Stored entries
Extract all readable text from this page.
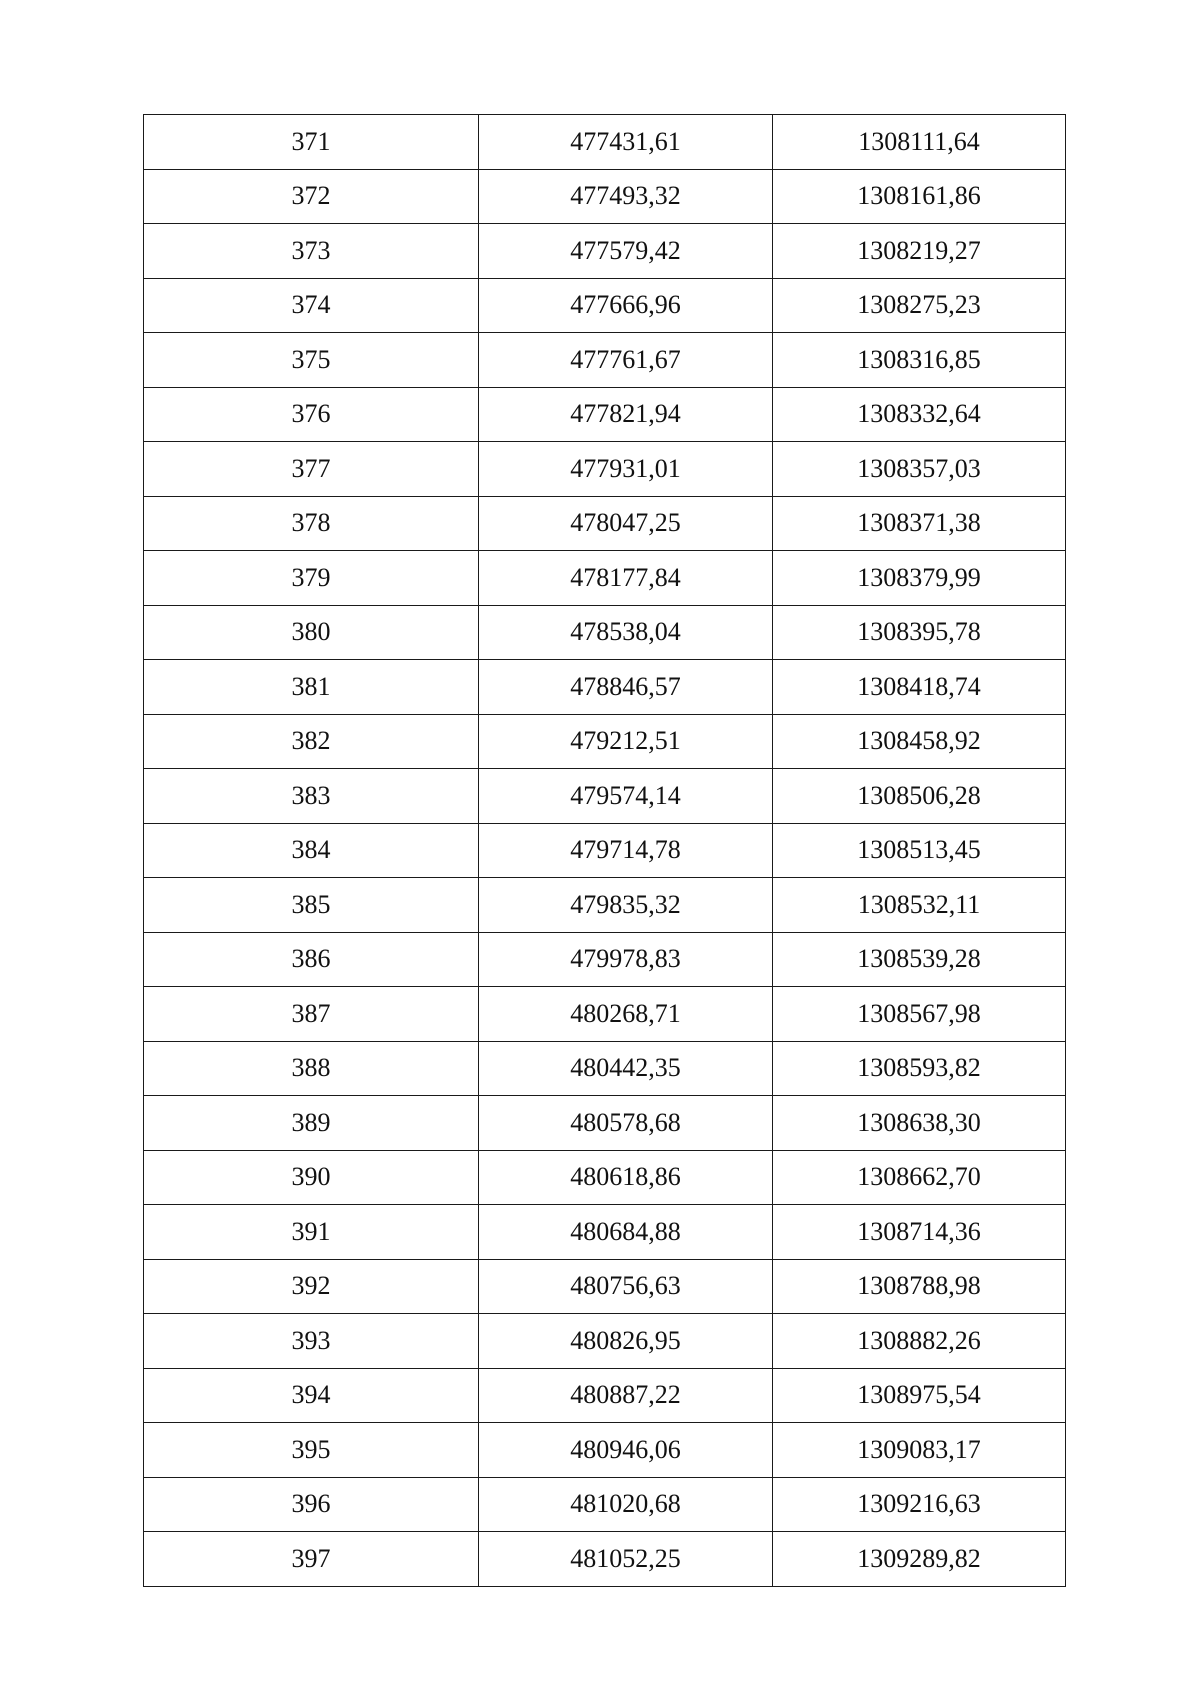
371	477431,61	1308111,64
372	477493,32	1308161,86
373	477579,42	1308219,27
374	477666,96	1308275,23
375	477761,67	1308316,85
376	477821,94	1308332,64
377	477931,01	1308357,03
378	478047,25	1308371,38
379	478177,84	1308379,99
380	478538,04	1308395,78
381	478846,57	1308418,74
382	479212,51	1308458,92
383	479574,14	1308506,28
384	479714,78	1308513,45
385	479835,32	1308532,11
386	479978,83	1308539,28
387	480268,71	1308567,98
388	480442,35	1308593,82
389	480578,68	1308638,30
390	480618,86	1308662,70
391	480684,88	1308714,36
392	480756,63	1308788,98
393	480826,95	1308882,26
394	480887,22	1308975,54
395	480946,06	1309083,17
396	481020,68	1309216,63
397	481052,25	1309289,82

[What you should do]:
All entries must be written out again exactly as given, with no pictures in the copy.

[Answer for the task]:
Extract all readable text from this page.
371	477431,61	1308111,64
372	477493,32	1308161,86
373	477579,42	1308219,27
374	477666,96	1308275,23
375	477761,67	1308316,85
376	477821,94	1308332,64
377	477931,01	1308357,03
378	478047,25	1308371,38
379	478177,84	1308379,99
380	478538,04	1308395,78
381	478846,57	1308418,74
382	479212,51	1308458,92
383	479574,14	1308506,28
384	479714,78	1308513,45
385	479835,32	1308532,11
386	479978,83	1308539,28
387	480268,71	1308567,98
388	480442,35	1308593,82
389	480578,68	1308638,30
390	480618,86	1308662,70
391	480684,88	1308714,36
392	480756,63	1308788,98
393	480826,95	1308882,26
394	480887,22	1308975,54
395	480946,06	1309083,17
396	481020,68	1309216,63
397	481052,25	1309289,82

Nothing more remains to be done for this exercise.